What you are asked to do:
Whenever "Doing" appears in a line, please copy that line from the data.

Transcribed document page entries
===

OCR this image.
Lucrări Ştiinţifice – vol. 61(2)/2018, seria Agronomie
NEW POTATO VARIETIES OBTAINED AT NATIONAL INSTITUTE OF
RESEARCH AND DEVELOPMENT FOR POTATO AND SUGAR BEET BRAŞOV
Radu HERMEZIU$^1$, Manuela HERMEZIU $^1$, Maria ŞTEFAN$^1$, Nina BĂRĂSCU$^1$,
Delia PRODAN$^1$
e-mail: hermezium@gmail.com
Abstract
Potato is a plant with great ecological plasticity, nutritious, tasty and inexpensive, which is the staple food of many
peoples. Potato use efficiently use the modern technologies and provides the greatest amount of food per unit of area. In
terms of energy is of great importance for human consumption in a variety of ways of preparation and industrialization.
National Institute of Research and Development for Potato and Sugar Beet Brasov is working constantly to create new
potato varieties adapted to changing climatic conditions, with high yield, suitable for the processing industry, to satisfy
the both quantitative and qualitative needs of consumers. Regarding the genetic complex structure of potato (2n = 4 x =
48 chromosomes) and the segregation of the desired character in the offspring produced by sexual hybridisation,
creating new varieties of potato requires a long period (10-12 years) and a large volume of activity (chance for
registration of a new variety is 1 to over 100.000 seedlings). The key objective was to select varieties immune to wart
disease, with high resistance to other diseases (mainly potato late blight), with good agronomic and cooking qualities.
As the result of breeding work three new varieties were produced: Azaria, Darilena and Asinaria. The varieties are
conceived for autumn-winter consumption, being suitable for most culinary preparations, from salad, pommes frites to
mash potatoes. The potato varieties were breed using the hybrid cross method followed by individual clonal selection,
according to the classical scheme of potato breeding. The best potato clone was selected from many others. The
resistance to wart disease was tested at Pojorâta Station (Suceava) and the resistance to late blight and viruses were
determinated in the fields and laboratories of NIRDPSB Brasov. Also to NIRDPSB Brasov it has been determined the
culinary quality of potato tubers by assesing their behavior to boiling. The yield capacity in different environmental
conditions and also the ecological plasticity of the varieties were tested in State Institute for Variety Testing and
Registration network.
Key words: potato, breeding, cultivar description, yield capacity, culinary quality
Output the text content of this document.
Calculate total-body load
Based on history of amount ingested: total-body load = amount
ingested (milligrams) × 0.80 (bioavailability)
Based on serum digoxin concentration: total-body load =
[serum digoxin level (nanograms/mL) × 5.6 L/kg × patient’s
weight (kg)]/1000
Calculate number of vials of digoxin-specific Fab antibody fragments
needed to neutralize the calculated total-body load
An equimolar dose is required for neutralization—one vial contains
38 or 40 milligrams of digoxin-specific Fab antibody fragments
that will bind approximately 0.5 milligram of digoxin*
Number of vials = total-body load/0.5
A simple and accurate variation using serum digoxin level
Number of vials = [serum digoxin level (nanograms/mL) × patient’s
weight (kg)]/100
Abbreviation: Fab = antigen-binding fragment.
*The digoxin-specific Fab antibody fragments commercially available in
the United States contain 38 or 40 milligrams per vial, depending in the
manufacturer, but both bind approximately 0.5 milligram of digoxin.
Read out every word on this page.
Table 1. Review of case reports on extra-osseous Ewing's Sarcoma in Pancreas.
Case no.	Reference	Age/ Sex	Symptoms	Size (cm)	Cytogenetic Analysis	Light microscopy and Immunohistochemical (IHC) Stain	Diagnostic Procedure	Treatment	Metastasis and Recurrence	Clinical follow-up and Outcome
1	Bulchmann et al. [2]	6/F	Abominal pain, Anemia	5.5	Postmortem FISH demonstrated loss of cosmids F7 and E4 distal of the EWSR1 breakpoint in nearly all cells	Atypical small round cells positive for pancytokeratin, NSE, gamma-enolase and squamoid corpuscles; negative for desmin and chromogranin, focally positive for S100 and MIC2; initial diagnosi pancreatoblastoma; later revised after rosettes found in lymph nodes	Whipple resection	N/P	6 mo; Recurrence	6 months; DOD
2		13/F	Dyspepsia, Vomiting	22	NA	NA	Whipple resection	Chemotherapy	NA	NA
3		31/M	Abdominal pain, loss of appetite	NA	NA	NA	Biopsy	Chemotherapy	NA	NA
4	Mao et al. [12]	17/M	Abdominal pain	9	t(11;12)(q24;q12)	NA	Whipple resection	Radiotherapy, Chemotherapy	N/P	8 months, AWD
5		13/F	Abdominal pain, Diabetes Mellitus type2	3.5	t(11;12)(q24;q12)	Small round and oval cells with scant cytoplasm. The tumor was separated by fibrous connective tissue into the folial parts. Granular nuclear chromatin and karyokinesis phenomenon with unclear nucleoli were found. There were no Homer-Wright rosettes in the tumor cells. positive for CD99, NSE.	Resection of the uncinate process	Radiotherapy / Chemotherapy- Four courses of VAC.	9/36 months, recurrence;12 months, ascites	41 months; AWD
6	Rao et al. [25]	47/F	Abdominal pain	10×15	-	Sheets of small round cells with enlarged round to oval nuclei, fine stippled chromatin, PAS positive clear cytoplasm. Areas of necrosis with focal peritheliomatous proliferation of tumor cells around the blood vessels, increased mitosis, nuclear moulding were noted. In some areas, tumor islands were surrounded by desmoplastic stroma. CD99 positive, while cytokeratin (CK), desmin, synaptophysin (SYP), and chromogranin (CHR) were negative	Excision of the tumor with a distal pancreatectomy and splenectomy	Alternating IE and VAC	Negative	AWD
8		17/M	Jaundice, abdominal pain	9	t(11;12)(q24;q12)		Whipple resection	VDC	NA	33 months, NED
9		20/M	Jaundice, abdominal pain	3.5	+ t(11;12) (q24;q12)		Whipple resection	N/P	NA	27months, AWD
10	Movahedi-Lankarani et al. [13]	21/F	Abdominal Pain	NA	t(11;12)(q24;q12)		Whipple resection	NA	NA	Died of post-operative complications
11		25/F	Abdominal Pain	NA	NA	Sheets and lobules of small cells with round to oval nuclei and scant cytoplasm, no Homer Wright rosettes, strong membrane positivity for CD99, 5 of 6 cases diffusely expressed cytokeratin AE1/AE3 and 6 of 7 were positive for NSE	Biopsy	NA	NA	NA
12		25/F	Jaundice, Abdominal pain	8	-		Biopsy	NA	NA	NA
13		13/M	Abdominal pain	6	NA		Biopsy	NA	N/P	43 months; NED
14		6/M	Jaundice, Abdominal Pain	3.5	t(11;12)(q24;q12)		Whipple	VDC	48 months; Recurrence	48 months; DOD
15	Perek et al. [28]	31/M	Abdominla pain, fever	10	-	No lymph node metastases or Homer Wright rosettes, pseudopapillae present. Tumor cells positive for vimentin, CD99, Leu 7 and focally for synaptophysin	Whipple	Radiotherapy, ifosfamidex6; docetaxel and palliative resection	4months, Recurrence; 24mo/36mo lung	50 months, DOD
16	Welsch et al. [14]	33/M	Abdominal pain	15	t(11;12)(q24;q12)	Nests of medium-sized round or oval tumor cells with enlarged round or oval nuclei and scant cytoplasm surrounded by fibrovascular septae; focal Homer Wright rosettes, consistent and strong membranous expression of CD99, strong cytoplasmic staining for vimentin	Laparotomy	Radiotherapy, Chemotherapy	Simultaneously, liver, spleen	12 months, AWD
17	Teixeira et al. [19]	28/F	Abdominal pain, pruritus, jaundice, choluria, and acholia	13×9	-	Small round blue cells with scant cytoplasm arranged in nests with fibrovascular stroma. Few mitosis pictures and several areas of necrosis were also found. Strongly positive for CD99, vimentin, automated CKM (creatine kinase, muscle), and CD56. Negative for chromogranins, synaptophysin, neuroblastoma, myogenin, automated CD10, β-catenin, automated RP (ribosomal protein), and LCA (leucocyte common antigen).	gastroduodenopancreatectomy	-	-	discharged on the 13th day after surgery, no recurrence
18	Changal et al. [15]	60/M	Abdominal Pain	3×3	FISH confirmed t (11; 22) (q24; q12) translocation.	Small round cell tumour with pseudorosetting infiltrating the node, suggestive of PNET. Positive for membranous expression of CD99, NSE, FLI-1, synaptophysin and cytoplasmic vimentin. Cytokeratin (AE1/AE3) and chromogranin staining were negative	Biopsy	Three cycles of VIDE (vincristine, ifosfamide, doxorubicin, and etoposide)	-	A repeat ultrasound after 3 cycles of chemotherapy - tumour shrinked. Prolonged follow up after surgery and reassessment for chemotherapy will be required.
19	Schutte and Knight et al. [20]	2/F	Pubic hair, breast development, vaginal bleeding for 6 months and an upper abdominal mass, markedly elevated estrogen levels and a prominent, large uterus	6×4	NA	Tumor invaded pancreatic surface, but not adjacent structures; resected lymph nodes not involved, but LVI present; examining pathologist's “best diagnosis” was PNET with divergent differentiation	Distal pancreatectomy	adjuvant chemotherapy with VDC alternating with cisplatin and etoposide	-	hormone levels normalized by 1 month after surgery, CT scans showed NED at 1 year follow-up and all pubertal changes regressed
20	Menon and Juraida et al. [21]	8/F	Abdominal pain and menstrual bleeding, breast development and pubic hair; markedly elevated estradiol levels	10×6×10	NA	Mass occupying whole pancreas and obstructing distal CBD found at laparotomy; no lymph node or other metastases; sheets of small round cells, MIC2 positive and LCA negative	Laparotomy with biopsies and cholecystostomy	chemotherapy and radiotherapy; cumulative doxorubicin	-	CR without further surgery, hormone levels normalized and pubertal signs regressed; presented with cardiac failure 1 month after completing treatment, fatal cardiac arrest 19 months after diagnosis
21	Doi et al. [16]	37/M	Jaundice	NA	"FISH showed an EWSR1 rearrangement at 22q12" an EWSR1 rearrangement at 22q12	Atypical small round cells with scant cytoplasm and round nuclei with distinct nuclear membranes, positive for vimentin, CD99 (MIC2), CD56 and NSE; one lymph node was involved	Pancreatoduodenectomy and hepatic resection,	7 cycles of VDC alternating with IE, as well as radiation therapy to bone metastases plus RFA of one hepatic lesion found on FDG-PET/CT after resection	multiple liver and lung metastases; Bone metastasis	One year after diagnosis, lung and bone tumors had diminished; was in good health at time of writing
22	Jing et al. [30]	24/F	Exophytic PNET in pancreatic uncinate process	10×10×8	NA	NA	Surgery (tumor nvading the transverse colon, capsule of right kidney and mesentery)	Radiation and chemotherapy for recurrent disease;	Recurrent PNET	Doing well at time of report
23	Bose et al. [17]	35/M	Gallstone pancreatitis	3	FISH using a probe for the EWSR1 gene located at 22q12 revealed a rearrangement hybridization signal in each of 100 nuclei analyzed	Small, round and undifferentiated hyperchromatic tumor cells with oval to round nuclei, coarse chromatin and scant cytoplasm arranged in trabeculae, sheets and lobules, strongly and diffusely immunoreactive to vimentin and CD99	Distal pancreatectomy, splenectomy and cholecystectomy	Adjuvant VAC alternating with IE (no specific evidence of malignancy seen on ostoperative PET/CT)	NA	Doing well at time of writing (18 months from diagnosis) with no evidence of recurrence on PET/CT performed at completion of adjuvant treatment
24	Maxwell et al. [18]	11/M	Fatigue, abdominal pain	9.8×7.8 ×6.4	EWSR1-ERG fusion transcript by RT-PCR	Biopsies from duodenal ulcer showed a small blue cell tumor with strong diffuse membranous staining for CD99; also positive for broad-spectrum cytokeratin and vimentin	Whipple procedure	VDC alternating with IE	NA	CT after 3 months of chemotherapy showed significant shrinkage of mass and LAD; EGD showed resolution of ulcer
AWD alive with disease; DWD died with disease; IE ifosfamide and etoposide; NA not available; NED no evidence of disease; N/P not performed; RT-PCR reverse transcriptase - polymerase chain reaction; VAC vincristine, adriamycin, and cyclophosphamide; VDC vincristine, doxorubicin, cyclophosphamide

===

Exercise result:
22	Jing et al. [30]	24/F	Exophytic PNET in pancreatic uncinate process	10×10×8	NA	NA	Surgery (tumor nvading the transverse colon, capsule of right kidney and mesentery)	Radiation and chemotherapy for recurrent disease;	Recurrent PNET	Doing well at time of report
23	Bose et al. [17]	35/M	Gallstone pancreatitis	3	FISH using a probe for the EWSR1 gene located at 22q12 revealed a rearrangement hybridization signal in each of 100 nuclei analyzed	Small, round and undifferentiated hyperchromatic tumor cells with oval to round nuclei, coarse chromatin and scant cytoplasm arranged in trabeculae, sheets and lobules, strongly and diffusely immunoreactive to vimentin and CD99	Distal pancreatectomy, splenectomy and cholecystectomy	Adjuvant VAC alternating with IE (no specific evidence of malignancy seen on ostoperative PET/CT)	NA	Doing well at time of writing (18 months from diagnosis) with no evidence of recurrence on PET/CT performed at completion of adjuvant treatment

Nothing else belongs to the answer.